(Dataset items)
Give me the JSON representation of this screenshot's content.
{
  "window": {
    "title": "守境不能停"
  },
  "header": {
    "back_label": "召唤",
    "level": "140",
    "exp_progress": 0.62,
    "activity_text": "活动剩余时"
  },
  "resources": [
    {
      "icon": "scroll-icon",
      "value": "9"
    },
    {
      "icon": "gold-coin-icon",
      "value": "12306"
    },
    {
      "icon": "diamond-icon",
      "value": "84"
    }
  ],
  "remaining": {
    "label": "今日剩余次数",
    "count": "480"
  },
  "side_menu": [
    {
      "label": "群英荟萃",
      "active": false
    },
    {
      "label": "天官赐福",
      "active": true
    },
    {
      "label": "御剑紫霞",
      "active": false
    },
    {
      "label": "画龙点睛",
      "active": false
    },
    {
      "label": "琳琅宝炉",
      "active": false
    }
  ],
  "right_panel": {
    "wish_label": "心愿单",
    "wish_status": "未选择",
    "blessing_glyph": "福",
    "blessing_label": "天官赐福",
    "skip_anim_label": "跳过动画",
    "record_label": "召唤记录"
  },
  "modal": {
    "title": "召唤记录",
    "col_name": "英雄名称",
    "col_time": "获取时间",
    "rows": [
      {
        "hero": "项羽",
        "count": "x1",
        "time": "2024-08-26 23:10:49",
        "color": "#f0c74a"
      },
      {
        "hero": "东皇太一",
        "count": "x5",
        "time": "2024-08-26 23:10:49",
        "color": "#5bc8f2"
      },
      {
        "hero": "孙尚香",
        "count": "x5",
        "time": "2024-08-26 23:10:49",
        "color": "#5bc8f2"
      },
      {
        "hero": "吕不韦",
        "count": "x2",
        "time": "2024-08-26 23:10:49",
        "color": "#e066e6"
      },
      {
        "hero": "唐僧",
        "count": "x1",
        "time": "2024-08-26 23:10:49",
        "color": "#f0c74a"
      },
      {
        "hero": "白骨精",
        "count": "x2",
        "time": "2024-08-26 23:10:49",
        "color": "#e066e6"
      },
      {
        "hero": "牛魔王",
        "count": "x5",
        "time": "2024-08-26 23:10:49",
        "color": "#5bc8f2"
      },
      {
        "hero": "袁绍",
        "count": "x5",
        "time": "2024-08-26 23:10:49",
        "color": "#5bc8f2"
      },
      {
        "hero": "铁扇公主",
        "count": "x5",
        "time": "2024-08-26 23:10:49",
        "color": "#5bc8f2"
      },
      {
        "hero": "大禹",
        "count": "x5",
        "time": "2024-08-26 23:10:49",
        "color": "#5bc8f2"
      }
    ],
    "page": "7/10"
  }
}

• _The task_: Reproduce each entry word for word.

• _Result for this task_:
Give me the JSON representation of this screenshot's content.
{
  "window": {
    "title": "守境不能停"
  },
  "header": {
    "back_label": "召唤",
    "level": "140",
    "exp_progress": 0.62,
    "activity_text": "活动剩余时"
  },
  "resources": [
    {
      "icon": "scroll-icon",
      "value": "9"
    },
    {
      "icon": "gold-coin-icon",
      "value": "12306"
    },
    {
      "icon": "diamond-icon",
      "value": "84"
    }
  ],
  "remaining": {
    "label": "今日剩余次数",
    "count": "480"
  },
  "side_menu": [
    {
      "label": "群英荟萃",
      "active": false
    },
    {
      "label": "天官赐福",
      "active": true
    },
    {
      "label": "御剑紫霞",
      "active": false
    },
    {
      "label": "画龙点睛",
      "active": false
    },
    {
      "label": "琳琅宝炉",
      "active": false
    }
  ],
  "right_panel": {
    "wish_label": "心愿单",
    "wish_status": "未选择",
    "blessing_glyph": "福",
    "blessing_label": "天官赐福",
    "skip_anim_label": "跳过动画",
    "record_label": "召唤记录"
  },
  "modal": {
    "title": "召唤记录",
    "col_name": "英雄名称",
    "col_time": "获取时间",
    "rows": [
      {
        "hero": "项羽",
        "count": "x1",
        "time": "2024-08-26 23:10:49",
        "color": "#f0c74a"
      },
      {
        "hero": "东皇太一",
        "count": "x5",
        "time": "2024-08-26 23:10:49",
        "color": "#5bc8f2"
      },
      {
        "hero": "孙尚香",
        "count": "x5",
        "time": "2024-08-26 23:10:49",
        "color": "#5bc8f2"
      },
      {
        "hero": "吕不韦",
        "count": "x2",
        "time": "2024-08-26 23:10:49",
        "color": "#e066e6"
      },
      {
        "hero": "唐僧",
        "count": "x1",
        "time": "2024-08-26 23:10:49",
        "color": "#f0c74a"
      },
      {
        "hero": "白骨精",
        "count": "x2",
        "time": "2024-08-26 23:10:49",
        "color": "#e066e6"
      },
      {
        "hero": "牛魔王",
        "count": "x5",
        "time": "2024-08-26 23:10:49",
        "color": "#5bc8f2"
      },
      {
        "hero": "袁绍",
        "count": "x5",
        "time": "2024-08-26 23:10:49",
        "color": "#5bc8f2"
      },
      {
        "hero": "铁扇公主",
        "count": "x5",
        "time": "2024-08-26 23:10:49",
        "color": "#5bc8f2"
      },
      {
        "hero": "大禹",
        "count": "x5",
        "time": "2024-08-26 23:10:49",
        "color": "#5bc8f2"
      }
    ],
    "page": "7/10"
  }
}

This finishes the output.